Set down every entry below exactly as it stands.

── DATASET EXCERPTS

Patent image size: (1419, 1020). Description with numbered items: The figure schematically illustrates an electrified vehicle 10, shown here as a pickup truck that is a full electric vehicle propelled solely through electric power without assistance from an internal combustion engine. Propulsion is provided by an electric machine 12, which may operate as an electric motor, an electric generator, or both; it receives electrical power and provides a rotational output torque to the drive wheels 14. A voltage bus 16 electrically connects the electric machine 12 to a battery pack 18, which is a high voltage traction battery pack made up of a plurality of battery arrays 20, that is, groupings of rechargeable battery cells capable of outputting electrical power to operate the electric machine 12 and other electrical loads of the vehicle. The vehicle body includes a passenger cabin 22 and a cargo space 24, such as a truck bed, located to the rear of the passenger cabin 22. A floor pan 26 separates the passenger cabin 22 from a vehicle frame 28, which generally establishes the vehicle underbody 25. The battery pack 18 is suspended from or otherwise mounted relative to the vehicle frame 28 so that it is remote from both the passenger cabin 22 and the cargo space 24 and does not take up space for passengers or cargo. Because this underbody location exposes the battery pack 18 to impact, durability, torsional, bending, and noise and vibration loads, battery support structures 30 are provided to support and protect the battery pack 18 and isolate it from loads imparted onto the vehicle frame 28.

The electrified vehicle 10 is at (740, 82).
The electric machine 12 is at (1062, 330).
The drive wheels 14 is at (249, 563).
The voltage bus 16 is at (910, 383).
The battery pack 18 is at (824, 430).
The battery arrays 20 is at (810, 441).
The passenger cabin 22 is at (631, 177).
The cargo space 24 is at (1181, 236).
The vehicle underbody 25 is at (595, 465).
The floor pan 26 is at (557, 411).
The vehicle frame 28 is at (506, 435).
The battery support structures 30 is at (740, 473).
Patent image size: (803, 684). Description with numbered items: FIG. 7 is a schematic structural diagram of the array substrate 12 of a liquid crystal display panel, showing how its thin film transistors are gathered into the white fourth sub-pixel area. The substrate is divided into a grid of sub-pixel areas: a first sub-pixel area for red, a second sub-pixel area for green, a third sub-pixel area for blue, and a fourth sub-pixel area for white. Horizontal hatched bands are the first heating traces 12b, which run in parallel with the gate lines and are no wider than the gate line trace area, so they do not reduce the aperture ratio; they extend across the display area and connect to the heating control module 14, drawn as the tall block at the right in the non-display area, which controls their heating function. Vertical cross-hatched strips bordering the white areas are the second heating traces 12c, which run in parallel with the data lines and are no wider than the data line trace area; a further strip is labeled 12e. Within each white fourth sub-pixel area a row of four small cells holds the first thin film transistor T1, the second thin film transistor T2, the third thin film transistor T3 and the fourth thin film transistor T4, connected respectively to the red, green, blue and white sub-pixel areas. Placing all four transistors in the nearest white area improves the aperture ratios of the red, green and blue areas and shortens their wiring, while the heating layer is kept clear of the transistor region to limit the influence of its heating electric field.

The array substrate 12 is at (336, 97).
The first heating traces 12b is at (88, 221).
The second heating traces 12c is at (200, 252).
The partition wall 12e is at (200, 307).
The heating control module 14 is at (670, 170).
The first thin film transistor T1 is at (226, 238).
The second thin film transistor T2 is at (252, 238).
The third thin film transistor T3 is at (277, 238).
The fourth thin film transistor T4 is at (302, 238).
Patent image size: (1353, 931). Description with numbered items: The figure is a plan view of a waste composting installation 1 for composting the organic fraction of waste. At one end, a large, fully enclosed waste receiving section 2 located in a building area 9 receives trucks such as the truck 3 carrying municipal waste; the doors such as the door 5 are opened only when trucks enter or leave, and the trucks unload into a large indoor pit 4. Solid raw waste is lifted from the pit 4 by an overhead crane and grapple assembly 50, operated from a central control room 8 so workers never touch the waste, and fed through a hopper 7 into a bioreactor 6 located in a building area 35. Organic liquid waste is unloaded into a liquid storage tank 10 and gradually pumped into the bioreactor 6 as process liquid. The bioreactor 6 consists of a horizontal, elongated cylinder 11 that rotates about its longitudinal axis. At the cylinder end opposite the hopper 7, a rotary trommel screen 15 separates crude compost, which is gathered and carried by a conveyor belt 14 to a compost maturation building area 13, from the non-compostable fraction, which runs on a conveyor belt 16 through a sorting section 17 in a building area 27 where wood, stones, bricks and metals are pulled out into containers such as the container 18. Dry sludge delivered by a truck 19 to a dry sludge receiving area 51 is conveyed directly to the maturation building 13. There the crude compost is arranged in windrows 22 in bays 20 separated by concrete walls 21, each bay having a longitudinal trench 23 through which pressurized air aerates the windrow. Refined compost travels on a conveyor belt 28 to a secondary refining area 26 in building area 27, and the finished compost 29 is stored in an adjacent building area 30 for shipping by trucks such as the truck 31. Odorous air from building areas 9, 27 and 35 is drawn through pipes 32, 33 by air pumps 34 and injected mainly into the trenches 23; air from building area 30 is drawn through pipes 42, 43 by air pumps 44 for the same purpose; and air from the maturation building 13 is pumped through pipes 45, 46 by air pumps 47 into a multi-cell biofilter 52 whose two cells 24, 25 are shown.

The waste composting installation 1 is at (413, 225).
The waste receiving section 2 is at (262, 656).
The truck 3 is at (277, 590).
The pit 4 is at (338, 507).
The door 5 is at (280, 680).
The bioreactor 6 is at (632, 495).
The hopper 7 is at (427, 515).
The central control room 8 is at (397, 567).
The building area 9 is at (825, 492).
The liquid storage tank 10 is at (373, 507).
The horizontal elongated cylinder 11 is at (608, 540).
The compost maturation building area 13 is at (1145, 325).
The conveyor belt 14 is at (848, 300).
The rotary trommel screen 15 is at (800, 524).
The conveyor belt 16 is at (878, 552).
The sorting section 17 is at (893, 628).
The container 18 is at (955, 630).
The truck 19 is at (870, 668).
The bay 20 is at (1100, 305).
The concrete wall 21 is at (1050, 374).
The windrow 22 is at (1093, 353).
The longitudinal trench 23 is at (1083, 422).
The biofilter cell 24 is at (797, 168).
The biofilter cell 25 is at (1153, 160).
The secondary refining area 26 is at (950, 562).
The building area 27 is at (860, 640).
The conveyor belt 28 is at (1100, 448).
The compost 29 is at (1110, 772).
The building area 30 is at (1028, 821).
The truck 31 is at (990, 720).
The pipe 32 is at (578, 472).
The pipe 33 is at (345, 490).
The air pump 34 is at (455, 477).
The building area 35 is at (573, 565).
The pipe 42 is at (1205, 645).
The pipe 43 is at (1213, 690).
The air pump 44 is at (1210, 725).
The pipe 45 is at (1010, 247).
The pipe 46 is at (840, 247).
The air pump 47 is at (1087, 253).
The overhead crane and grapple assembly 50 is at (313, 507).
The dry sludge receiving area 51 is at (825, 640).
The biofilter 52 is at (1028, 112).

────

## OUTPUT OF THE EXERCISE:
Patent image size: (1419, 1020). Description with numbered items: The figure schematically illustrates an electrified vehicle 10, shown here as a pickup truck that is a full electric vehicle propelled solely through electric power without assistance from an internal combustion engine. Propulsion is provided by an electric machine 12, which may operate as an electric motor, an electric generator, or both; it receives electrical power and provides a rotational output torque to the drive wheels 14. A voltage bus 16 electrically connects the electric machine 12 to a battery pack 18, which is a high voltage traction battery pack made up of a plurality of battery arrays 20, that is, groupings of rechargeable battery cells capable of outputting electrical power to operate the electric machine 12 and other electrical loads of the vehicle. The vehicle body includes a passenger cabin 22 and a cargo space 24, such as a truck bed, located to the rear of the passenger cabin 22. A floor pan 26 separates the passenger cabin 22 from a vehicle frame 28, which generally establishes the vehicle underbody 25. The battery pack 18 is suspended from or otherwise mounted relative to the vehicle frame 28 so that it is remote from both the passenger cabin 22 and the cargo space 24 and does not take up space for passengers or cargo. Because this underbody location exposes the battery pack 18 to impact, durability, torsional, bending, and noise and vibration loads, battery support structures 30 are provided to support and protect the battery pack 18 and isolate it from loads imparted onto the vehicle frame 28.

The electrified vehicle 10 is at (740, 82).
The electric machine 12 is at (1062, 330).
The drive wheels 14 is at (249, 563).
The voltage bus 16 is at (910, 383).
The battery pack 18 is at (824, 430).
The battery arrays 20 is at (810, 441).
The passenger cabin 22 is at (631, 177).
The cargo space 24 is at (1181, 236).
The vehicle underbody 25 is at (595, 465).
The floor pan 26 is at (557, 411).
The vehicle frame 28 is at (506, 435).
The battery support structures 30 is at (740, 473).
Patent image size: (803, 684). Description with numbered items: FIG. 7 is a schematic structural diagram of the array substrate 12 of a liquid crystal display panel, showing how its thin film transistors are gathered into the white fourth sub-pixel area. The substrate is divided into a grid of sub-pixel areas: a first sub-pixel area for red, a second sub-pixel area for green, a third sub-pixel area for blue, and a fourth sub-pixel area for white. Horizontal hatched bands are the first heating traces 12b, which run in parallel with the gate lines and are no wider than the gate line trace area, so they do not reduce the aperture ratio; they extend across the display area and connect to the heating control module 14, drawn as the tall block at the right in the non-display area, which controls their heating function. Vertical cross-hatched strips bordering the white areas are the second heating traces 12c, which run in parallel with the data lines and are no wider than the data line trace area; a further strip is labeled 12e. Within each white fourth sub-pixel area a row of four small cells holds the first thin film transistor T1, the second thin film transistor T2, the third thin film transistor T3 and the fourth thin film transistor T4, connected respectively to the red, green, blue and white sub-pixel areas. Placing all four transistors in the nearest white area improves the aperture ratios of the red, green and blue areas and shortens their wiring, while the heating layer is kept clear of the transistor region to limit the influence of its heating electric field.

The array substrate 12 is at (336, 97).
The first heating traces 12b is at (88, 221).
The second heating traces 12c is at (200, 252).
The partition wall 12e is at (200, 307).
The heating control module 14 is at (670, 170).
The first thin film transistor T1 is at (226, 238).
The second thin film transistor T2 is at (252, 238).
The third thin film transistor T3 is at (277, 238).
The fourth thin film transistor T4 is at (302, 238).
Patent image size: (1353, 931). Description with numbered items: The figure is a plan view of a waste composting installation 1 for composting the organic fraction of waste. At one end, a large, fully enclosed waste receiving section 2 located in a building area 9 receives trucks such as the truck 3 carrying municipal waste; the doors such as the door 5 are opened only when trucks enter or leave, and the trucks unload into a large indoor pit 4. Solid raw waste is lifted from the pit 4 by an overhead crane and grapple assembly 50, operated from a central control room 8 so workers never touch the waste, and fed through a hopper 7 into a bioreactor 6 located in a building area 35. Organic liquid waste is unloaded into a liquid storage tank 10 and gradually pumped into the bioreactor 6 as process liquid. The bioreactor 6 consists of a horizontal, elongated cylinder 11 that rotates about its longitudinal axis. At the cylinder end opposite the hopper 7, a rotary trommel screen 15 separates crude compost, which is gathered and carried by a conveyor belt 14 to a compost maturation building area 13, from the non-compostable fraction, which runs on a conveyor belt 16 through a sorting section 17 in a building area 27 where wood, stones, bricks and metals are pulled out into containers such as the container 18. Dry sludge delivered by a truck 19 to a dry sludge receiving area 51 is conveyed directly to the maturation building 13. There the crude compost is arranged in windrows 22 in bays 20 separated by concrete walls 21, each bay having a longitudinal trench 23 through which pressurized air aerates the windrow. Refined compost travels on a conveyor belt 28 to a secondary refining area 26 in building area 27, and the finished compost 29 is stored in an adjacent building area 30 for shipping by trucks such as the truck 31. Odorous air from building areas 9, 27 and 35 is drawn through pipes 32, 33 by air pumps 34 and injected mainly into the trenches 23; air from building area 30 is drawn through pipes 42, 43 by air pumps 44 for the same purpose; and air from the maturation building 13 is pumped through pipes 45, 46 by air pumps 47 into a multi-cell biofilter 52 whose two cells 24, 25 are shown.

The waste composting installation 1 is at (413, 225).
The waste receiving section 2 is at (262, 656).
The truck 3 is at (277, 590).
The pit 4 is at (338, 507).
The door 5 is at (280, 680).
The bioreactor 6 is at (632, 495).
The hopper 7 is at (427, 515).
The central control room 8 is at (397, 567).
The building area 9 is at (825, 492).
The liquid storage tank 10 is at (373, 507).
The horizontal elongated cylinder 11 is at (608, 540).
The compost maturation building area 13 is at (1145, 325).
The conveyor belt 14 is at (848, 300).
The rotary trommel screen 15 is at (800, 524).
The conveyor belt 16 is at (878, 552).
The sorting section 17 is at (893, 628).
The container 18 is at (955, 630).
The truck 19 is at (870, 668).
The bay 20 is at (1100, 305).
The concrete wall 21 is at (1050, 374).
The windrow 22 is at (1093, 353).
The longitudinal trench 23 is at (1083, 422).
The biofilter cell 24 is at (797, 168).
The biofilter cell 25 is at (1153, 160).
The secondary refining area 26 is at (950, 562).
The building area 27 is at (860, 640).
The conveyor belt 28 is at (1100, 448).
The compost 29 is at (1110, 772).
The building area 30 is at (1028, 821).
The truck 31 is at (990, 720).
The pipe 32 is at (578, 472).
The pipe 33 is at (345, 490).
The air pump 34 is at (455, 477).
The building area 35 is at (573, 565).
The pipe 42 is at (1205, 645).
The pipe 43 is at (1213, 690).
The air pump 44 is at (1210, 725).
The pipe 45 is at (1010, 247).
The pipe 46 is at (840, 247).
The air pump 47 is at (1087, 253).
The overhead crane and grapple assembly 50 is at (313, 507).
The dry sludge receiving area 51 is at (825, 640).
The biofilter 52 is at (1028, 112).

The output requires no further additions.